(Excerpt from a dataset)
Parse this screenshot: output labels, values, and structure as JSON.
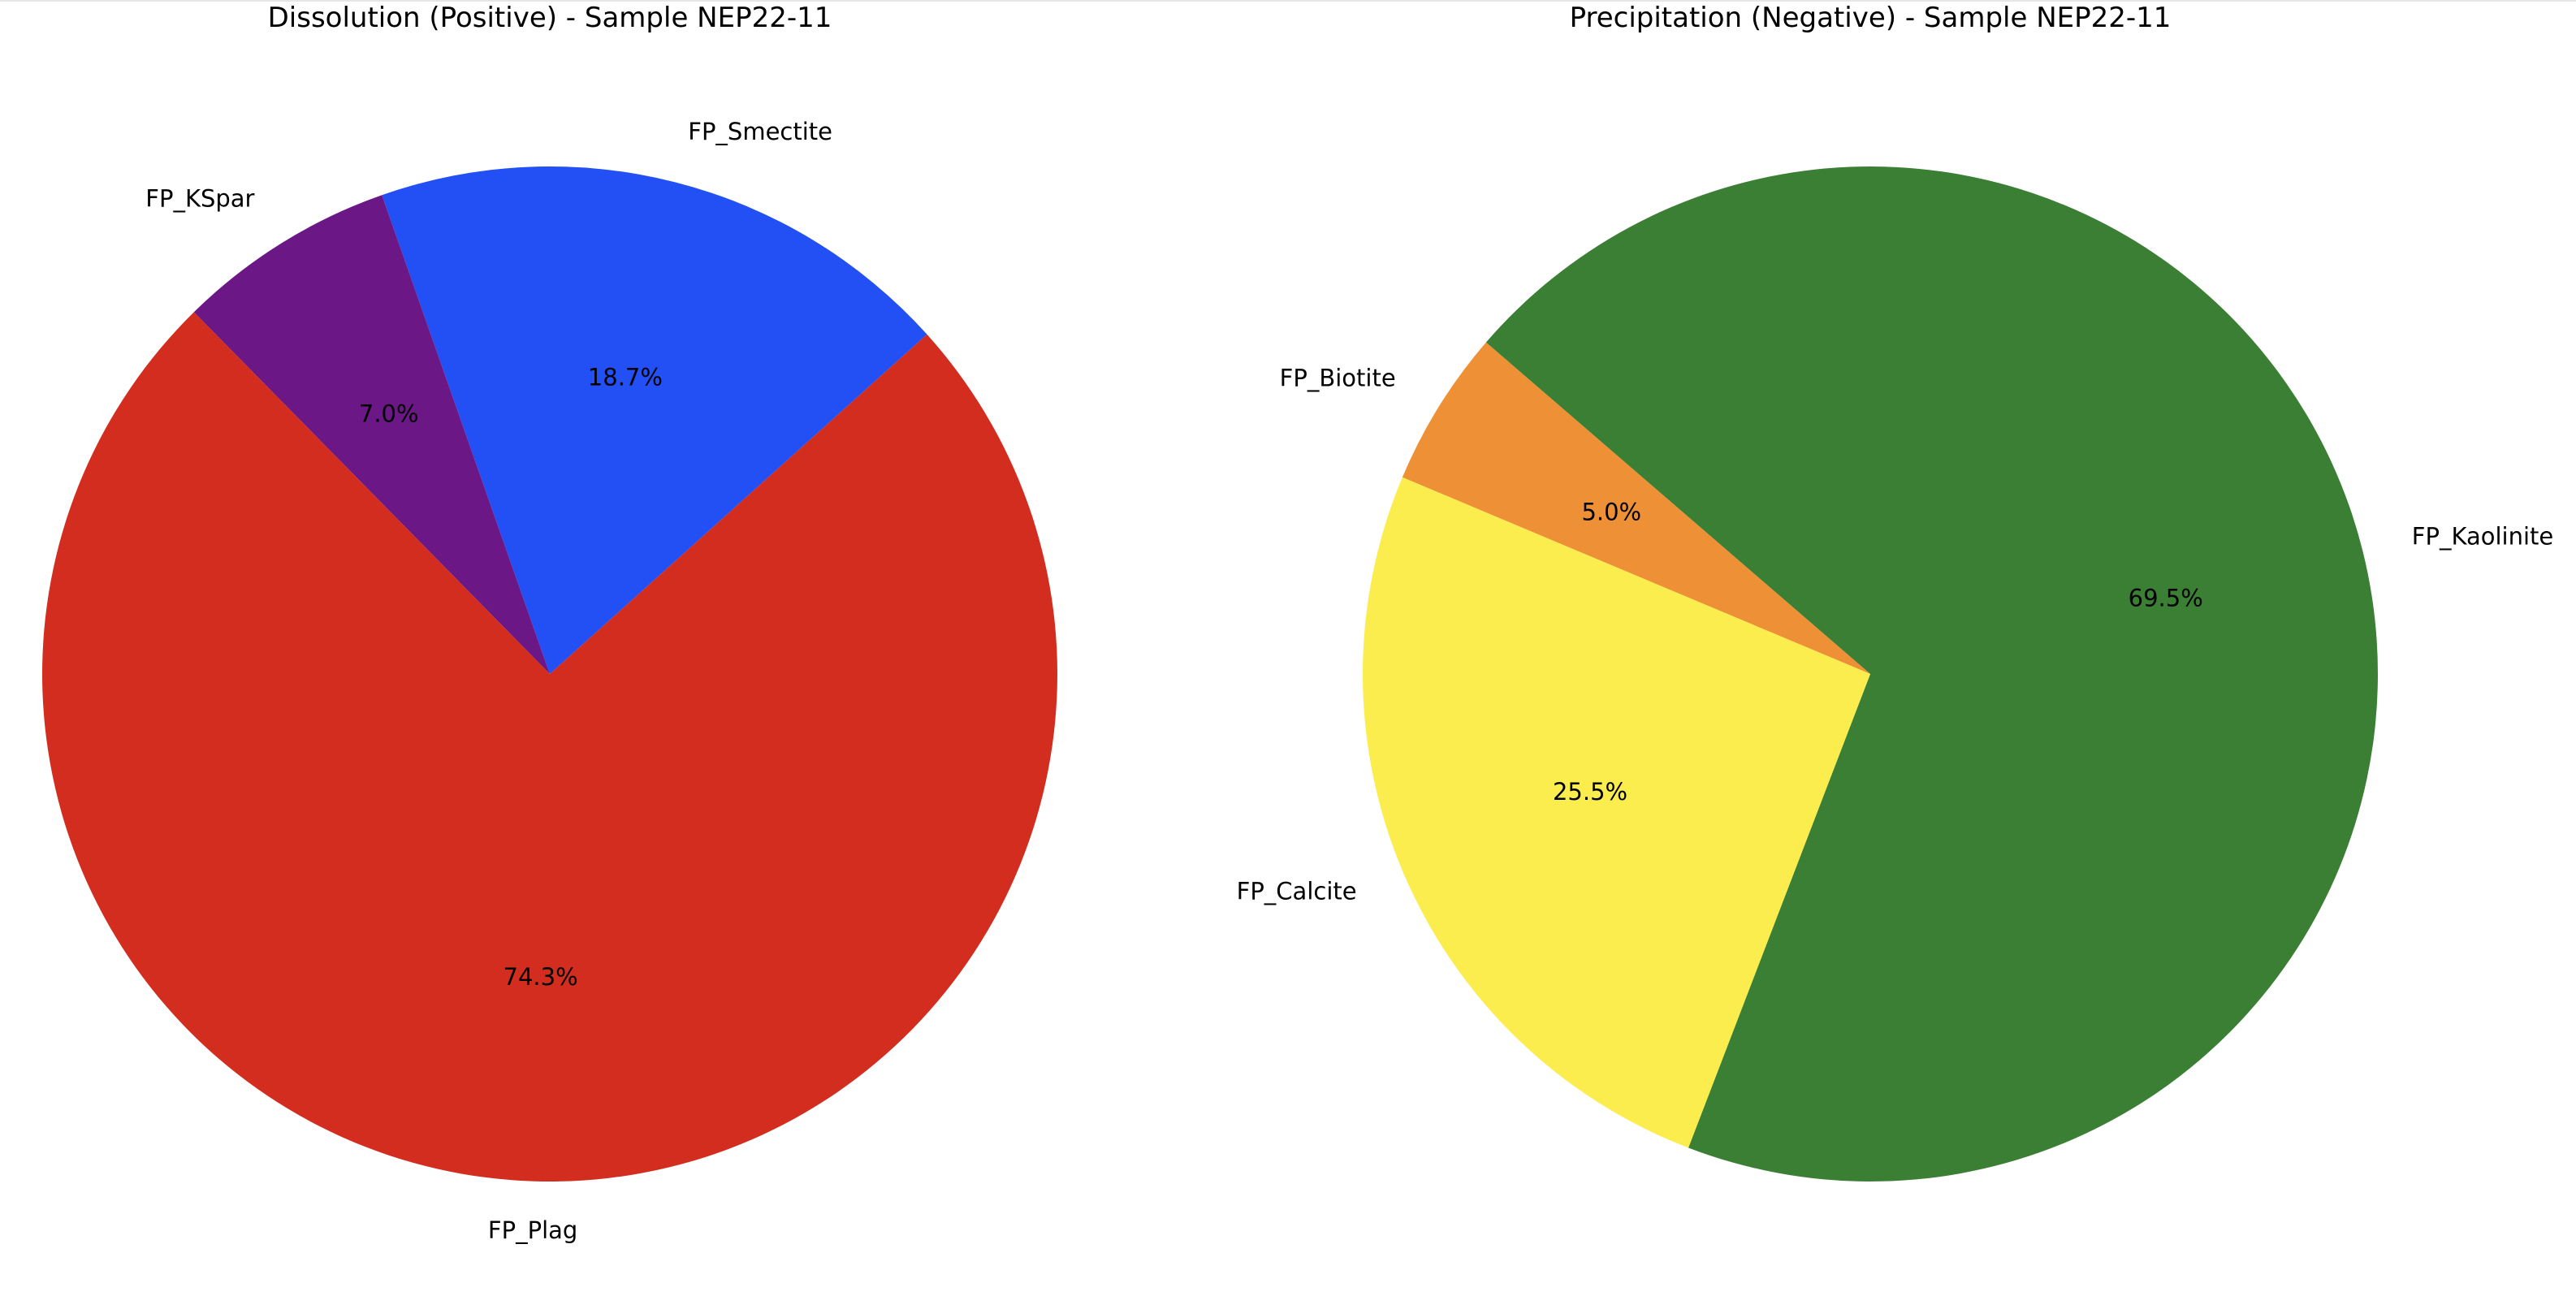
{
  "chart_data": [
    {
      "type": "pie",
      "title": "Dissolution (Positive) - Sample NEP22-11",
      "categories": [
        "FP_Smectite",
        "FP_KSpar",
        "FP_Plag"
      ],
      "values": [
        18.7,
        7.0,
        74.3
      ],
      "percent_labels": [
        "18.7%",
        "7.0%",
        "74.3%"
      ],
      "colors": [
        "#2250f4",
        "#6b1886",
        "#d22d1f"
      ],
      "start_angle_deg": 42,
      "direction": "counterclockwise"
    },
    {
      "type": "pie",
      "title": "Precipitation (Negative) - Sample NEP22-11",
      "categories": [
        "FP_Kaolinite",
        "FP_Biotite",
        "FP_Calcite"
      ],
      "values": [
        69.5,
        5.0,
        25.5
      ],
      "percent_labels": [
        "69.5%",
        "5.0%",
        "25.5%"
      ],
      "colors": [
        "#3a7f34",
        "#ee9035",
        "#fced4f"
      ],
      "start_angle_deg": -111,
      "direction": "counterclockwise"
    }
  ]
}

BRIEF - Set down the complete material exactly, but do not include the images.

EXERCISE SOLUTION -
Parse this screenshot: output labels, values, and structure as JSON.
{
  "chart_data": [
    {
      "type": "pie",
      "title": "Dissolution (Positive) - Sample NEP22-11",
      "categories": [
        "FP_Smectite",
        "FP_KSpar",
        "FP_Plag"
      ],
      "values": [
        18.7,
        7.0,
        74.3
      ],
      "percent_labels": [
        "18.7%",
        "7.0%",
        "74.3%"
      ],
      "colors": [
        "#2250f4",
        "#6b1886",
        "#d22d1f"
      ],
      "start_angle_deg": 42,
      "direction": "counterclockwise"
    },
    {
      "type": "pie",
      "title": "Precipitation (Negative) - Sample NEP22-11",
      "categories": [
        "FP_Kaolinite",
        "FP_Biotite",
        "FP_Calcite"
      ],
      "values": [
        69.5,
        5.0,
        25.5
      ],
      "percent_labels": [
        "69.5%",
        "5.0%",
        "25.5%"
      ],
      "colors": [
        "#3a7f34",
        "#ee9035",
        "#fced4f"
      ],
      "start_angle_deg": -111,
      "direction": "counterclockwise"
    }
  ]
}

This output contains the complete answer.